* DATA SUPPLIED *

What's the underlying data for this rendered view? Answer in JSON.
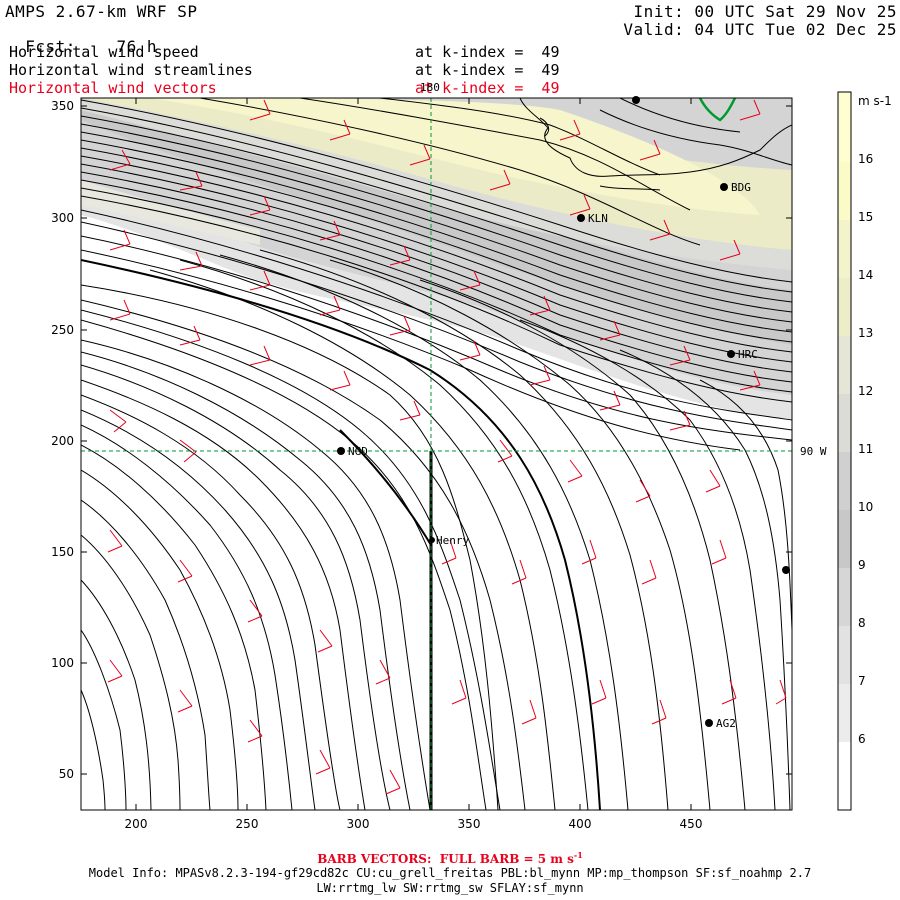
{
  "header": {
    "model": "AMPS 2.67-km WRF SP",
    "fcst_label": "Fcst:",
    "fcst_value": "76 h",
    "init": "Init: 00 UTC Sat 29 Nov 25",
    "valid": "Valid: 04 UTC Tue 02 Dec 25"
  },
  "fields": [
    {
      "name": "Horizontal wind speed",
      "level": "at k-index =  49",
      "color": "#000000"
    },
    {
      "name": "Horizontal wind streamlines",
      "level": "at k-index =  49",
      "color": "#000000"
    },
    {
      "name": "Horizontal wind vectors",
      "level": "at k-index =  49",
      "color": "#e8001c"
    }
  ],
  "map": {
    "meridian_label": "180",
    "parallel_label": "90 W",
    "x_ticks": [
      "200",
      "250",
      "300",
      "350",
      "400",
      "450"
    ],
    "y_ticks": [
      "350",
      "300",
      "250",
      "200",
      "150",
      "100",
      "50"
    ],
    "stations": [
      {
        "id": "BDG",
        "x": 466,
        "y": 314
      },
      {
        "id": "KLN",
        "x": 403,
        "y": 300
      },
      {
        "id": "HRC",
        "x": 469,
        "y": 239
      },
      {
        "id": "NGD",
        "x": 294,
        "y": 195
      },
      {
        "id": "Henry",
        "x": 333,
        "y": 155
      },
      {
        "id": "AG2",
        "x": 459,
        "y": 73
      }
    ]
  },
  "colorbar": {
    "unit": "m s-1",
    "labels": [
      "16",
      "15",
      "14",
      "13",
      "12",
      "11",
      "10",
      "9",
      "8",
      "7",
      "6"
    ],
    "colors": [
      "#ffffcc",
      "#f8f8c2",
      "#f1f1cd",
      "#eaeac8",
      "#e3e3d7",
      "#dcdcd8",
      "#d0d0d0",
      "#c8c8c8",
      "#d8d8d8",
      "#e4e4e4",
      "#eeeeee",
      "#ffffff"
    ]
  },
  "footer": {
    "barb_note": "BARB VECTORS:  FULL BARB = 5 m s",
    "model_info": "Model Info: MPASv8.2.3-194-gf29cd82c CU:cu_grell_freitas PBL:bl_mynn MP:mp_thompson SF:sf_noahmp 2.7",
    "model_info_2": "LW:rrtmg_lw SW:rrtmg_sw SFLAY:sf_mynn"
  }
}
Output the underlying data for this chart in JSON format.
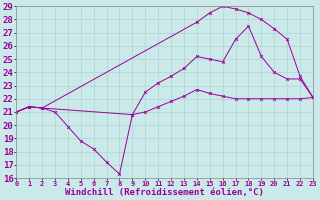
{
  "xlabel": "Windchill (Refroidissement éolien,°C)",
  "xlim": [
    0,
    23
  ],
  "ylim": [
    16,
    29
  ],
  "yticks": [
    16,
    17,
    18,
    19,
    20,
    21,
    22,
    23,
    24,
    25,
    26,
    27,
    28,
    29
  ],
  "xticks": [
    0,
    1,
    2,
    3,
    4,
    5,
    6,
    7,
    8,
    9,
    10,
    11,
    12,
    13,
    14,
    15,
    16,
    17,
    18,
    19,
    20,
    21,
    22,
    23
  ],
  "bg_color": "#cce9e9",
  "line_color": "#990099",
  "grid_color": "#aad4d4",
  "line1_x": [
    0,
    1,
    2,
    3,
    4,
    5,
    6,
    7,
    8,
    9,
    10,
    11,
    12,
    13,
    14,
    15,
    16,
    17,
    18,
    19,
    20,
    21,
    22,
    23
  ],
  "line1_y": [
    21.0,
    21.4,
    21.3,
    21.0,
    19.9,
    18.8,
    18.2,
    17.2,
    16.3,
    20.8,
    21.0,
    21.4,
    21.8,
    22.2,
    22.7,
    22.4,
    22.2,
    22.0,
    22.0,
    22.0,
    22.0,
    22.0,
    22.0,
    22.1
  ],
  "line2_x": [
    0,
    1,
    2,
    9,
    10,
    11,
    12,
    13,
    14,
    15,
    16,
    17,
    18,
    19,
    20,
    21,
    22,
    23
  ],
  "line2_y": [
    21.0,
    21.4,
    21.3,
    20.8,
    22.5,
    23.2,
    23.7,
    24.3,
    25.2,
    25.0,
    24.8,
    26.5,
    27.5,
    25.2,
    24.0,
    23.5,
    23.5,
    22.1
  ],
  "line3_x": [
    0,
    1,
    2,
    14,
    15,
    16,
    17,
    18,
    19,
    20,
    21,
    22,
    23
  ],
  "line3_y": [
    21.0,
    21.4,
    21.3,
    27.8,
    28.5,
    29.0,
    28.8,
    28.5,
    28.0,
    27.3,
    26.5,
    23.7,
    22.1
  ],
  "fontsize_xlabel": 6.5,
  "fontsize_ytick": 6.5,
  "fontsize_xtick": 5.0
}
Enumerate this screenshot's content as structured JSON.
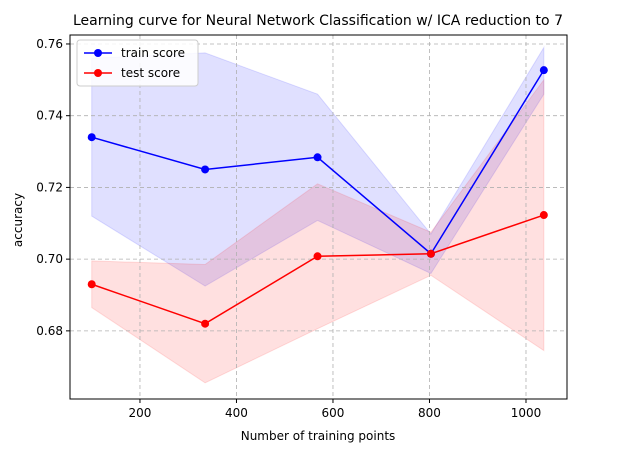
{
  "chart_data": {
    "type": "line",
    "title": "Learning curve for Neural Network Classification w/ ICA reduction to 7",
    "xlabel": "Number of training points",
    "ylabel": "accuracy",
    "xlim": [
      55,
      1085
    ],
    "ylim": [
      0.661,
      0.7625
    ],
    "xticks": [
      200,
      400,
      600,
      800,
      1000
    ],
    "yticks": [
      0.68,
      0.7,
      0.72,
      0.74,
      0.76
    ],
    "ytick_labels": [
      "0.68",
      "0.70",
      "0.72",
      "0.74",
      "0.76"
    ],
    "grid": true,
    "legend_position": "top-left",
    "x": [
      100,
      335,
      568,
      803,
      1037
    ],
    "series": [
      {
        "name": "train score",
        "color": "#0000ff",
        "band_color": "#0000ff",
        "values": [
          0.734,
          0.725,
          0.7284,
          0.7015,
          0.7527
        ],
        "upper": [
          0.756,
          0.7575,
          0.746,
          0.707,
          0.759
        ],
        "lower": [
          0.712,
          0.6925,
          0.7108,
          0.696,
          0.746
        ]
      },
      {
        "name": "test score",
        "color": "#ff0000",
        "band_color": "#ff0000",
        "values": [
          0.693,
          0.682,
          0.7008,
          0.7015,
          0.7123
        ],
        "upper": [
          0.6995,
          0.6985,
          0.721,
          0.7075,
          0.75
        ],
        "lower": [
          0.6865,
          0.6655,
          0.6806,
          0.6955,
          0.6745
        ]
      }
    ]
  }
}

* GOAL *
Pictures stay out; repeat all the rest of the records exactly.

* WRITTEN ANSWER *
What's the underlying data for this rendered view? Answer in JSON.
{
  "header": {
    "model": "AMPS 2.67-km WRF SP",
    "fcst_label": "Fcst:",
    "fcst_value": "76 h",
    "init": "Init: 00 UTC Sat 29 Nov 25",
    "valid": "Valid: 04 UTC Tue 02 Dec 25"
  },
  "fields": [
    {
      "name": "Horizontal wind speed",
      "level": "at k-index =  49",
      "color": "#000000"
    },
    {
      "name": "Horizontal wind streamlines",
      "level": "at k-index =  49",
      "color": "#000000"
    },
    {
      "name": "Horizontal wind vectors",
      "level": "at k-index =  49",
      "color": "#e8001c"
    }
  ],
  "map": {
    "meridian_label": "180",
    "parallel_label": "90 W",
    "x_ticks": [
      "200",
      "250",
      "300",
      "350",
      "400",
      "450"
    ],
    "y_ticks": [
      "350",
      "300",
      "250",
      "200",
      "150",
      "100",
      "50"
    ],
    "stations": [
      {
        "id": "BDG",
        "x": 466,
        "y": 314
      },
      {
        "id": "KLN",
        "x": 403,
        "y": 300
      },
      {
        "id": "HRC",
        "x": 469,
        "y": 239
      },
      {
        "id": "NGD",
        "x": 294,
        "y": 195
      },
      {
        "id": "Henry",
        "x": 333,
        "y": 155
      },
      {
        "id": "AG2",
        "x": 459,
        "y": 73
      }
    ]
  },
  "colorbar": {
    "unit": "m s-1",
    "labels": [
      "16",
      "15",
      "14",
      "13",
      "12",
      "11",
      "10",
      "9",
      "8",
      "7",
      "6"
    ],
    "colors": [
      "#ffffcc",
      "#f8f8c2",
      "#f1f1cd",
      "#eaeac8",
      "#e3e3d7",
      "#dcdcd8",
      "#d0d0d0",
      "#c8c8c8",
      "#d8d8d8",
      "#e4e4e4",
      "#eeeeee",
      "#ffffff"
    ]
  },
  "footer": {
    "barb_note": "BARB VECTORS:  FULL BARB = 5 m s",
    "model_info": "Model Info: MPASv8.2.3-194-gf29cd82c CU:cu_grell_freitas PBL:bl_mynn MP:mp_thompson SF:sf_noahmp 2.7",
    "model_info_2": "LW:rrtmg_lw SW:rrtmg_sw SFLAY:sf_mynn"
  }
}
Output the underlying data for this chart in JSON format.
{
  "xlabel": "Windchill (Refroidissement éolien,°C)",
  "xlim": [
    0,
    23
  ],
  "ylim": [
    16,
    29
  ],
  "yticks": [
    16,
    17,
    18,
    19,
    20,
    21,
    22,
    23,
    24,
    25,
    26,
    27,
    28,
    29
  ],
  "xticks": [
    0,
    1,
    2,
    3,
    4,
    5,
    6,
    7,
    8,
    9,
    10,
    11,
    12,
    13,
    14,
    15,
    16,
    17,
    18,
    19,
    20,
    21,
    22,
    23
  ],
  "bg_color": "#cce9e9",
  "line_color": "#990099",
  "grid_color": "#aad4d4",
  "line1_x": [
    0,
    1,
    2,
    3,
    4,
    5,
    6,
    7,
    8,
    9,
    10,
    11,
    12,
    13,
    14,
    15,
    16,
    17,
    18,
    19,
    20,
    21,
    22,
    23
  ],
  "line1_y": [
    21.0,
    21.4,
    21.3,
    21.0,
    19.9,
    18.8,
    18.2,
    17.2,
    16.3,
    20.8,
    21.0,
    21.4,
    21.8,
    22.2,
    22.7,
    22.4,
    22.2,
    22.0,
    22.0,
    22.0,
    22.0,
    22.0,
    22.0,
    22.1
  ],
  "line2_x": [
    0,
    1,
    2,
    9,
    10,
    11,
    12,
    13,
    14,
    15,
    16,
    17,
    18,
    19,
    20,
    21,
    22,
    23
  ],
  "line2_y": [
    21.0,
    21.4,
    21.3,
    20.8,
    22.5,
    23.2,
    23.7,
    24.3,
    25.2,
    25.0,
    24.8,
    26.5,
    27.5,
    25.2,
    24.0,
    23.5,
    23.5,
    22.1
  ],
  "line3_x": [
    0,
    1,
    2,
    14,
    15,
    16,
    17,
    18,
    19,
    20,
    21,
    22,
    23
  ],
  "line3_y": [
    21.0,
    21.4,
    21.3,
    27.8,
    28.5,
    29.0,
    28.8,
    28.5,
    28.0,
    27.3,
    26.5,
    23.7,
    22.1
  ],
  "fontsize_xlabel": 6.5,
  "fontsize_ytick": 6.5,
  "fontsize_xtick": 5.0
}
Enumerate this screenshot's content as structured JSON.
{
  "chart_data": {
    "type": "line",
    "title": "Learning curve for Neural Network Classification w/ ICA reduction to 7",
    "xlabel": "Number of training points",
    "ylabel": "accuracy",
    "xlim": [
      55,
      1085
    ],
    "ylim": [
      0.661,
      0.7625
    ],
    "xticks": [
      200,
      400,
      600,
      800,
      1000
    ],
    "yticks": [
      0.68,
      0.7,
      0.72,
      0.74,
      0.76
    ],
    "ytick_labels": [
      "0.68",
      "0.70",
      "0.72",
      "0.74",
      "0.76"
    ],
    "grid": true,
    "legend_position": "top-left",
    "x": [
      100,
      335,
      568,
      803,
      1037
    ],
    "series": [
      {
        "name": "train score",
        "color": "#0000ff",
        "band_color": "#0000ff",
        "values": [
          0.734,
          0.725,
          0.7284,
          0.7015,
          0.7527
        ],
        "upper": [
          0.756,
          0.7575,
          0.746,
          0.707,
          0.759
        ],
        "lower": [
          0.712,
          0.6925,
          0.7108,
          0.696,
          0.746
        ]
      },
      {
        "name": "test score",
        "color": "#ff0000",
        "band_color": "#ff0000",
        "values": [
          0.693,
          0.682,
          0.7008,
          0.7015,
          0.7123
        ],
        "upper": [
          0.6995,
          0.6985,
          0.721,
          0.7075,
          0.75
        ],
        "lower": [
          0.6865,
          0.6655,
          0.6806,
          0.6955,
          0.6745
        ]
      }
    ]
  }
}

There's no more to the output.